WHAT YOU ARE ASKED TO DO: Each entry that follows must be output without any deviation.

Extracted records:
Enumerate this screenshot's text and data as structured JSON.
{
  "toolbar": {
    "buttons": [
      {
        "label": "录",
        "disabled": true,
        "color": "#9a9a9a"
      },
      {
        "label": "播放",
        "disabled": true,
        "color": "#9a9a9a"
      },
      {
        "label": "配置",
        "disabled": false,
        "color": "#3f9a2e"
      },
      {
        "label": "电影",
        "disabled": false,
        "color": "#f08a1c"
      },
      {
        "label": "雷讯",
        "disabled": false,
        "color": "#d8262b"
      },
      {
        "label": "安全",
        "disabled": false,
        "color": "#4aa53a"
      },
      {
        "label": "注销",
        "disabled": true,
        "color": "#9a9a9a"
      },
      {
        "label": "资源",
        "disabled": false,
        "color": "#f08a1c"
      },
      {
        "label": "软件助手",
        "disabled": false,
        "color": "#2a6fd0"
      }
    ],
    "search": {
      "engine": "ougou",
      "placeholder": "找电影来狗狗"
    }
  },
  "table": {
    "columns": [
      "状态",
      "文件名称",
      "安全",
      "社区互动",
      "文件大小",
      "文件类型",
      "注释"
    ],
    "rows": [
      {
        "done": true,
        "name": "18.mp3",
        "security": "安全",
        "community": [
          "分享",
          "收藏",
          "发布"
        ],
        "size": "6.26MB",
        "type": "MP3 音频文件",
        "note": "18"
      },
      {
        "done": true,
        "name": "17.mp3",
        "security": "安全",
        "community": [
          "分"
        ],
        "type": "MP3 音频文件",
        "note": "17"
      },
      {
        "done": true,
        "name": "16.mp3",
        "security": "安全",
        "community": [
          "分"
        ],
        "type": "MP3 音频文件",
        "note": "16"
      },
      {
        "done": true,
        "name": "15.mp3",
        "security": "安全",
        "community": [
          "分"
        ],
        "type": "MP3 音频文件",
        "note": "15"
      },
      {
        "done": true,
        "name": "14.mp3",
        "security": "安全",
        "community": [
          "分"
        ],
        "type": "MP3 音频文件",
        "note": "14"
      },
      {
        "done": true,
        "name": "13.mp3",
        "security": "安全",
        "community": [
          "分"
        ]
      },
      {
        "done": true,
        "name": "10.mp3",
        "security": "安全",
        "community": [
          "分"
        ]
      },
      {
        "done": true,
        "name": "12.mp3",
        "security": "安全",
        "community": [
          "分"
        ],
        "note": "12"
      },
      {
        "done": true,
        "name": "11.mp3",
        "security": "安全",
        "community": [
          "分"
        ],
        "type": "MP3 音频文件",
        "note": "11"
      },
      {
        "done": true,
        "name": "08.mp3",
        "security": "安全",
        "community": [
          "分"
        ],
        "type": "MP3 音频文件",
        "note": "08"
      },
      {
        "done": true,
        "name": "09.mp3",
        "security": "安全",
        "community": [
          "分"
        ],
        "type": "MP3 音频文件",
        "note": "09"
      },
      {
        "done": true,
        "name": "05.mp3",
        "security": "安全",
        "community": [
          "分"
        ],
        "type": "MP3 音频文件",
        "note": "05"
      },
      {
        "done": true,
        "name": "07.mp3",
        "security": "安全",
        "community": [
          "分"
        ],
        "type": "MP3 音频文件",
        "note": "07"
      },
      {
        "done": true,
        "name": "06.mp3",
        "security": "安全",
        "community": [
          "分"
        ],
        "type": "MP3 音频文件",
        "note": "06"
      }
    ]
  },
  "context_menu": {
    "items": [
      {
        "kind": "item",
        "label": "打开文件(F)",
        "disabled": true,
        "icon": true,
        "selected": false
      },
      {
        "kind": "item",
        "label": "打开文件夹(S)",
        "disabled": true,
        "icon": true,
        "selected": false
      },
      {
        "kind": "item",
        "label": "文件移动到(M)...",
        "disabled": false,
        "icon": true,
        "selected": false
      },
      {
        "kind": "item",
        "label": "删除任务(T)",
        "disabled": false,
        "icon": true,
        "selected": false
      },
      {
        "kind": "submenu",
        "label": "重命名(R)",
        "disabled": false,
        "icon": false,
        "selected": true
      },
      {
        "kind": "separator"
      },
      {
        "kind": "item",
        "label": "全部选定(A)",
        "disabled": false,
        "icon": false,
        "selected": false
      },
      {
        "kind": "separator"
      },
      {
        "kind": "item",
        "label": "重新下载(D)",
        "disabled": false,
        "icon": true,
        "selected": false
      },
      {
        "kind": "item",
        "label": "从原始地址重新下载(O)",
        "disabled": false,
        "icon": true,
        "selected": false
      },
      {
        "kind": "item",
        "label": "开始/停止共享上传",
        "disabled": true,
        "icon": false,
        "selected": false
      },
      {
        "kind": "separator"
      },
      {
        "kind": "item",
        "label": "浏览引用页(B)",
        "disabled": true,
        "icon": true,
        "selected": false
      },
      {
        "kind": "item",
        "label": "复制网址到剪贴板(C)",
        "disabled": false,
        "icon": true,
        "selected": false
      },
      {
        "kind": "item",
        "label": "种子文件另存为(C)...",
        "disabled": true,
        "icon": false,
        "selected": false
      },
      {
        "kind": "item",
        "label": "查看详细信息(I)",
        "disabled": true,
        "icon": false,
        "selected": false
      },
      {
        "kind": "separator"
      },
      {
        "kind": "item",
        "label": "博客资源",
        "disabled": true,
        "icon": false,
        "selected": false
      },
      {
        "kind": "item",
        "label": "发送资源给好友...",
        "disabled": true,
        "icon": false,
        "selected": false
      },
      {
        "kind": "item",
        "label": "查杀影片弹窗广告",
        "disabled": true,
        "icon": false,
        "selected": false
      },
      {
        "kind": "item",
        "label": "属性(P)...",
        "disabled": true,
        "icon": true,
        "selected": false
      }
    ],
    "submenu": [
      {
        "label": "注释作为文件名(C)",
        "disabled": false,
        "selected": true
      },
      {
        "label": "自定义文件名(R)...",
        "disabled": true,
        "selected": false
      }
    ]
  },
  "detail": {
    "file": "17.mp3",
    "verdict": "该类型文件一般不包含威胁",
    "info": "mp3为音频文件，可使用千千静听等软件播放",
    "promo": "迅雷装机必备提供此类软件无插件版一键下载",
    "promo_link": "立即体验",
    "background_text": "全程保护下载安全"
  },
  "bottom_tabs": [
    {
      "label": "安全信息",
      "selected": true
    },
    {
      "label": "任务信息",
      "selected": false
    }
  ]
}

RESPONSE TO THIS TASK:
Enumerate this screenshot's text and data as structured JSON.
{
  "toolbar": {
    "buttons": [
      {
        "label": "录",
        "disabled": true,
        "color": "#9a9a9a"
      },
      {
        "label": "播放",
        "disabled": true,
        "color": "#9a9a9a"
      },
      {
        "label": "配置",
        "disabled": false,
        "color": "#3f9a2e"
      },
      {
        "label": "电影",
        "disabled": false,
        "color": "#f08a1c"
      },
      {
        "label": "雷讯",
        "disabled": false,
        "color": "#d8262b"
      },
      {
        "label": "安全",
        "disabled": false,
        "color": "#4aa53a"
      },
      {
        "label": "注销",
        "disabled": true,
        "color": "#9a9a9a"
      },
      {
        "label": "资源",
        "disabled": false,
        "color": "#f08a1c"
      },
      {
        "label": "软件助手",
        "disabled": false,
        "color": "#2a6fd0"
      }
    ],
    "search": {
      "engine": "ougou",
      "placeholder": "找电影来狗狗"
    }
  },
  "table": {
    "columns": [
      "状态",
      "文件名称",
      "安全",
      "社区互动",
      "文件大小",
      "文件类型",
      "注释"
    ],
    "rows": [
      {
        "done": true,
        "name": "18.mp3",
        "security": "安全",
        "community": [
          "分享",
          "收藏",
          "发布"
        ],
        "size": "6.26MB",
        "type": "MP3 音频文件",
        "note": "18"
      },
      {
        "done": true,
        "name": "17.mp3",
        "security": "安全",
        "community": [
          "分"
        ],
        "type": "MP3 音频文件",
        "note": "17"
      },
      {
        "done": true,
        "name": "16.mp3",
        "security": "安全",
        "community": [
          "分"
        ],
        "type": "MP3 音频文件",
        "note": "16"
      },
      {
        "done": true,
        "name": "15.mp3",
        "security": "安全",
        "community": [
          "分"
        ],
        "type": "MP3 音频文件",
        "note": "15"
      },
      {
        "done": true,
        "name": "14.mp3",
        "security": "安全",
        "community": [
          "分"
        ],
        "type": "MP3 音频文件",
        "note": "14"
      },
      {
        "done": true,
        "name": "13.mp3",
        "security": "安全",
        "community": [
          "分"
        ]
      },
      {
        "done": true,
        "name": "10.mp3",
        "security": "安全",
        "community": [
          "分"
        ]
      },
      {
        "done": true,
        "name": "12.mp3",
        "security": "安全",
        "community": [
          "分"
        ],
        "note": "12"
      },
      {
        "done": true,
        "name": "11.mp3",
        "security": "安全",
        "community": [
          "分"
        ],
        "type": "MP3 音频文件",
        "note": "11"
      },
      {
        "done": true,
        "name": "08.mp3",
        "security": "安全",
        "community": [
          "分"
        ],
        "type": "MP3 音频文件",
        "note": "08"
      },
      {
        "done": true,
        "name": "09.mp3",
        "security": "安全",
        "community": [
          "分"
        ],
        "type": "MP3 音频文件",
        "note": "09"
      },
      {
        "done": true,
        "name": "05.mp3",
        "security": "安全",
        "community": [
          "分"
        ],
        "type": "MP3 音频文件",
        "note": "05"
      },
      {
        "done": true,
        "name": "07.mp3",
        "security": "安全",
        "community": [
          "分"
        ],
        "type": "MP3 音频文件",
        "note": "07"
      },
      {
        "done": true,
        "name": "06.mp3",
        "security": "安全",
        "community": [
          "分"
        ],
        "type": "MP3 音频文件",
        "note": "06"
      }
    ]
  },
  "context_menu": {
    "items": [
      {
        "kind": "item",
        "label": "打开文件(F)",
        "disabled": true,
        "icon": true,
        "selected": false
      },
      {
        "kind": "item",
        "label": "打开文件夹(S)",
        "disabled": true,
        "icon": true,
        "selected": false
      },
      {
        "kind": "item",
        "label": "文件移动到(M)...",
        "disabled": false,
        "icon": true,
        "selected": false
      },
      {
        "kind": "item",
        "label": "删除任务(T)",
        "disabled": false,
        "icon": true,
        "selected": false
      },
      {
        "kind": "submenu",
        "label": "重命名(R)",
        "disabled": false,
        "icon": false,
        "selected": true
      },
      {
        "kind": "separator"
      },
      {
        "kind": "item",
        "label": "全部选定(A)",
        "disabled": false,
        "icon": false,
        "selected": false
      },
      {
        "kind": "separator"
      },
      {
        "kind": "item",
        "label": "重新下载(D)",
        "disabled": false,
        "icon": true,
        "selected": false
      },
      {
        "kind": "item",
        "label": "从原始地址重新下载(O)",
        "disabled": false,
        "icon": true,
        "selected": false
      },
      {
        "kind": "item",
        "label": "开始/停止共享上传",
        "disabled": true,
        "icon": false,
        "selected": false
      },
      {
        "kind": "separator"
      },
      {
        "kind": "item",
        "label": "浏览引用页(B)",
        "disabled": true,
        "icon": true,
        "selected": false
      },
      {
        "kind": "item",
        "label": "复制网址到剪贴板(C)",
        "disabled": false,
        "icon": true,
        "selected": false
      },
      {
        "kind": "item",
        "label": "种子文件另存为(C)...",
        "disabled": true,
        "icon": false,
        "selected": false
      },
      {
        "kind": "item",
        "label": "查看详细信息(I)",
        "disabled": true,
        "icon": false,
        "selected": false
      },
      {
        "kind": "separator"
      },
      {
        "kind": "item",
        "label": "博客资源",
        "disabled": true,
        "icon": false,
        "selected": false
      },
      {
        "kind": "item",
        "label": "发送资源给好友...",
        "disabled": true,
        "icon": false,
        "selected": false
      },
      {
        "kind": "item",
        "label": "查杀影片弹窗广告",
        "disabled": true,
        "icon": false,
        "selected": false
      },
      {
        "kind": "item",
        "label": "属性(P)...",
        "disabled": true,
        "icon": true,
        "selected": false
      }
    ],
    "submenu": [
      {
        "label": "注释作为文件名(C)",
        "disabled": false,
        "selected": true
      },
      {
        "label": "自定义文件名(R)...",
        "disabled": true,
        "selected": false
      }
    ]
  },
  "detail": {
    "file": "17.mp3",
    "verdict": "该类型文件一般不包含威胁",
    "info": "mp3为音频文件，可使用千千静听等软件播放",
    "promo": "迅雷装机必备提供此类软件无插件版一键下载",
    "promo_link": "立即体验",
    "background_text": "全程保护下载安全"
  },
  "bottom_tabs": [
    {
      "label": "安全信息",
      "selected": true
    },
    {
      "label": "任务信息",
      "selected": false
    }
  ]
}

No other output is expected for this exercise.